Among the lines of these entries, how many hold the word "тілесні"? State only the number.

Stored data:
——————————

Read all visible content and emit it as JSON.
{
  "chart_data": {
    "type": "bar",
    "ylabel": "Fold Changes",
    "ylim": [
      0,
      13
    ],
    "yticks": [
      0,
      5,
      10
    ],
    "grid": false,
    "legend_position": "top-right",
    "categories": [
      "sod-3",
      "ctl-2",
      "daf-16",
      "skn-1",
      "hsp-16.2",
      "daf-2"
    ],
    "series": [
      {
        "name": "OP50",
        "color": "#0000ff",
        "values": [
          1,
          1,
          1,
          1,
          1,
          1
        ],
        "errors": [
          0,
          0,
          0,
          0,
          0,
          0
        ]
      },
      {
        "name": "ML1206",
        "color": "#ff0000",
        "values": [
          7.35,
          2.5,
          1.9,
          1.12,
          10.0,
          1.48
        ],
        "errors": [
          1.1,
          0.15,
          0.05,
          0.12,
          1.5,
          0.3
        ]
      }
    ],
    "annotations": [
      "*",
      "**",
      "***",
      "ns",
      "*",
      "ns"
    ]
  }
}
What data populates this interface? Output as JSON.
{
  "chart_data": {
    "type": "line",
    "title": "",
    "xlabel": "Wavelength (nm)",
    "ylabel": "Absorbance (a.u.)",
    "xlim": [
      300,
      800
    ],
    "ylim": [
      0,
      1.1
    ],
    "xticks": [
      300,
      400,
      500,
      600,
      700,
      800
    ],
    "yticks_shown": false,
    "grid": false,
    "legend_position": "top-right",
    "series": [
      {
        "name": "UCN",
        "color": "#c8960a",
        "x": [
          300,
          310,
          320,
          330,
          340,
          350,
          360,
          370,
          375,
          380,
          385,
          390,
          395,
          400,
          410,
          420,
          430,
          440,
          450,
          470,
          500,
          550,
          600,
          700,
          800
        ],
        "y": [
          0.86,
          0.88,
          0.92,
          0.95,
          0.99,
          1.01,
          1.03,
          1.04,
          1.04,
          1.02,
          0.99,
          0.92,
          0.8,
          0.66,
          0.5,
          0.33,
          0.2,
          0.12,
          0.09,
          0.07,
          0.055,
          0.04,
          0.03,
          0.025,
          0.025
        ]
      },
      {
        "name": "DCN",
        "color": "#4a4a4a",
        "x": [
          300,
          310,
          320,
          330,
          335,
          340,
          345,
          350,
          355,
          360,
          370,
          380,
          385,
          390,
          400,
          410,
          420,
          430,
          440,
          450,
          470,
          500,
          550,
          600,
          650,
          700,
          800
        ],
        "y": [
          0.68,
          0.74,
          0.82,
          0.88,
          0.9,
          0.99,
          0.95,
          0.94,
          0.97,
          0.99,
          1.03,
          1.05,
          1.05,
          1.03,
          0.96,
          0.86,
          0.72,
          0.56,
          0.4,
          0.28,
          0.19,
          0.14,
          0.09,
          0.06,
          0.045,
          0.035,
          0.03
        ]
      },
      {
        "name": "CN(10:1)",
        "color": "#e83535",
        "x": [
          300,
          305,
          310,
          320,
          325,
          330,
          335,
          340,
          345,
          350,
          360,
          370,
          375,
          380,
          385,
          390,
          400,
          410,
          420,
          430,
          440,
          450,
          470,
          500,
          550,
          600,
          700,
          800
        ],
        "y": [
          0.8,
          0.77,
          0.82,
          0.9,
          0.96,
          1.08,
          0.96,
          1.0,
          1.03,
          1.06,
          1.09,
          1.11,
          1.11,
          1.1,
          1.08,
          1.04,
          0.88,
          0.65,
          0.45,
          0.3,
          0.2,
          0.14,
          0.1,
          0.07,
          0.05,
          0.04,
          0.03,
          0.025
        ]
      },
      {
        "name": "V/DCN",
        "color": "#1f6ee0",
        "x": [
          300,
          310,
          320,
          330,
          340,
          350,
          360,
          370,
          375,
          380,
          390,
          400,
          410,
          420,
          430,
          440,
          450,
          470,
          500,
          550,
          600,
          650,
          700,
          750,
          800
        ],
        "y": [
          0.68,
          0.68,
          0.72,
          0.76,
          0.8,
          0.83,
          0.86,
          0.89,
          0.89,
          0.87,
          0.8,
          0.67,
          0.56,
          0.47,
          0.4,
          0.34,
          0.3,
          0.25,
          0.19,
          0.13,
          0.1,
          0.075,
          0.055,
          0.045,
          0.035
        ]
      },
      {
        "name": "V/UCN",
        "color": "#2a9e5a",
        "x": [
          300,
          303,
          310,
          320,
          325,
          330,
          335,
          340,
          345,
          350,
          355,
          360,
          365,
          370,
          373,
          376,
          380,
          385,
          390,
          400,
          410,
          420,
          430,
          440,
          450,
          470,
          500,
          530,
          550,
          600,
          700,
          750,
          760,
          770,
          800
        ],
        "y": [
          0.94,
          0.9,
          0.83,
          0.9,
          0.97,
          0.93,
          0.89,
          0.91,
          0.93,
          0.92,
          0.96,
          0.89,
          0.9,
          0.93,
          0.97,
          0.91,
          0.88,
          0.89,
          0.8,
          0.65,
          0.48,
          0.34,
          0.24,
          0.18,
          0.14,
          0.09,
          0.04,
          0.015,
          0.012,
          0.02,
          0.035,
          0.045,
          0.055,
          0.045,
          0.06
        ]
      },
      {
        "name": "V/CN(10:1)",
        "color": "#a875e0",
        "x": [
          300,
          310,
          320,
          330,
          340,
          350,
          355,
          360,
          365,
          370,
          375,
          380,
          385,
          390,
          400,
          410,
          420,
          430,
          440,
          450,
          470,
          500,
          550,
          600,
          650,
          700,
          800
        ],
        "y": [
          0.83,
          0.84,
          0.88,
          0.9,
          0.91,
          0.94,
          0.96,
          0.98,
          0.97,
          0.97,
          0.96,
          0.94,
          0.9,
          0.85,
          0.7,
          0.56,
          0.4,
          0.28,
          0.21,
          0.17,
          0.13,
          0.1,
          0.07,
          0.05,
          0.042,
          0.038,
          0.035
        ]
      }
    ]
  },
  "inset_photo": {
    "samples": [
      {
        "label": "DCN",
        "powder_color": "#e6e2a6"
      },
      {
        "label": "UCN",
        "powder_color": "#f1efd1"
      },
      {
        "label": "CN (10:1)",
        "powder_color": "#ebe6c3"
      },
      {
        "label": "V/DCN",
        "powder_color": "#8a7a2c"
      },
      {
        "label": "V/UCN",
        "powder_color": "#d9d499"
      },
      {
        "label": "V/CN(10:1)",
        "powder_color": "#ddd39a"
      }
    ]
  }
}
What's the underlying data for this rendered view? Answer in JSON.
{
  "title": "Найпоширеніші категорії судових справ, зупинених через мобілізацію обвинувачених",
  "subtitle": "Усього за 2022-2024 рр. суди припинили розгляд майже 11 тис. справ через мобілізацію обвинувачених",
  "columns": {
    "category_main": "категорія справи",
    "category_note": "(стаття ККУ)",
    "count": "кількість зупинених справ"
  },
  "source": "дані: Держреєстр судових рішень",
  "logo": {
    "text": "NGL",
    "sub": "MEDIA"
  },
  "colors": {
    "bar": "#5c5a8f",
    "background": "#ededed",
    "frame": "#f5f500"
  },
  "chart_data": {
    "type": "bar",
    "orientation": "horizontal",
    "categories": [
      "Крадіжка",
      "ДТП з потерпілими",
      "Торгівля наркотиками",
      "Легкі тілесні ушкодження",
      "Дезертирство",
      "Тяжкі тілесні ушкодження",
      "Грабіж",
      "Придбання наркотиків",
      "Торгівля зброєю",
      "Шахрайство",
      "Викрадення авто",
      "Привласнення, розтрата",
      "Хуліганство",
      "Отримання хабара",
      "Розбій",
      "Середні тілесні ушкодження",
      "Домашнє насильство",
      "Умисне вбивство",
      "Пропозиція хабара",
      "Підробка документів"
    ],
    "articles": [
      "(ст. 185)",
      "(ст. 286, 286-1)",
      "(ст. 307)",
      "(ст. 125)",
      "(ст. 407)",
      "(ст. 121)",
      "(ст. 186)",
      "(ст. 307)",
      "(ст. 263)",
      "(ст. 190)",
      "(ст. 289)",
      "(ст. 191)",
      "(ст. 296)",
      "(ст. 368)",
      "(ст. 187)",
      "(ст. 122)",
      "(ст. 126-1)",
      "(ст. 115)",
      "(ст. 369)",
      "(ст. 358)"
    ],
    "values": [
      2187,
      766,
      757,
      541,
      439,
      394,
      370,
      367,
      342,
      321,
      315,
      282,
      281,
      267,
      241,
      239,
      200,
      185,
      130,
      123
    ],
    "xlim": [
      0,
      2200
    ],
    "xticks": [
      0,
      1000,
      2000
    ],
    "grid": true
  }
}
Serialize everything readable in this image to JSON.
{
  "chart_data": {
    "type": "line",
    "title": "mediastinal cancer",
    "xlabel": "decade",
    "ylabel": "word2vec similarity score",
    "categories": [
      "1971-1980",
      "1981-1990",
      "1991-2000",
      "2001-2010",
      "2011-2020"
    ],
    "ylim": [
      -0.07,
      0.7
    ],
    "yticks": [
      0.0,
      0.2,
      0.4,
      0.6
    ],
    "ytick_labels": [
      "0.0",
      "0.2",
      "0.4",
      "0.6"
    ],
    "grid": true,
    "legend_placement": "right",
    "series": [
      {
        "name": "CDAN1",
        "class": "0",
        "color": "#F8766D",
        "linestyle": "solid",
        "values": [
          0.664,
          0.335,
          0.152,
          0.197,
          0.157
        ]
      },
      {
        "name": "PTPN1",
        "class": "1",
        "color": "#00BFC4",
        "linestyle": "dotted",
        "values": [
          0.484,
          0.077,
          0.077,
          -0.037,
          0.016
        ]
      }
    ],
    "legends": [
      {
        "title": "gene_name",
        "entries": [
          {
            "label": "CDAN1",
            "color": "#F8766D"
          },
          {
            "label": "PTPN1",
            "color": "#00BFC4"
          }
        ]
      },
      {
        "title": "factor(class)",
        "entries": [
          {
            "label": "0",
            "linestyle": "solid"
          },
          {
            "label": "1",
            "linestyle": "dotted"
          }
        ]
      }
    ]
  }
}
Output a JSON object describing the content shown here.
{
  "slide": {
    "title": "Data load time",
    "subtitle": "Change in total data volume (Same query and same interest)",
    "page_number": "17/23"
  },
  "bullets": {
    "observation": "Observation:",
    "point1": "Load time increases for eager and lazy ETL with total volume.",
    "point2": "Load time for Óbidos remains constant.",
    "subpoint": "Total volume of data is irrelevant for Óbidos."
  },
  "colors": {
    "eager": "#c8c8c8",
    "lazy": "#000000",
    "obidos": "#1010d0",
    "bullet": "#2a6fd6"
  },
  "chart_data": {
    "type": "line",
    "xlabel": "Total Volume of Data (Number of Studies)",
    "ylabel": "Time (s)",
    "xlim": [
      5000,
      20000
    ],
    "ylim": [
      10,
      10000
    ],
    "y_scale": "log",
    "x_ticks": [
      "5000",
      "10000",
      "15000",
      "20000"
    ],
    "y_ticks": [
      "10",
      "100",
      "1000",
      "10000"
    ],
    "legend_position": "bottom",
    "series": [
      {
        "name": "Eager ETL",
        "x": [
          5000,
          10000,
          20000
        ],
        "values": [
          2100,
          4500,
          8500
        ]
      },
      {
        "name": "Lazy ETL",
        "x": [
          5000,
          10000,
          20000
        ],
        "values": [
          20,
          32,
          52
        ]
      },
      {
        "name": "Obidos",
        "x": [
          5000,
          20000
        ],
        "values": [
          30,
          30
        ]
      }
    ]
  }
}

——————————

:: The response ::
3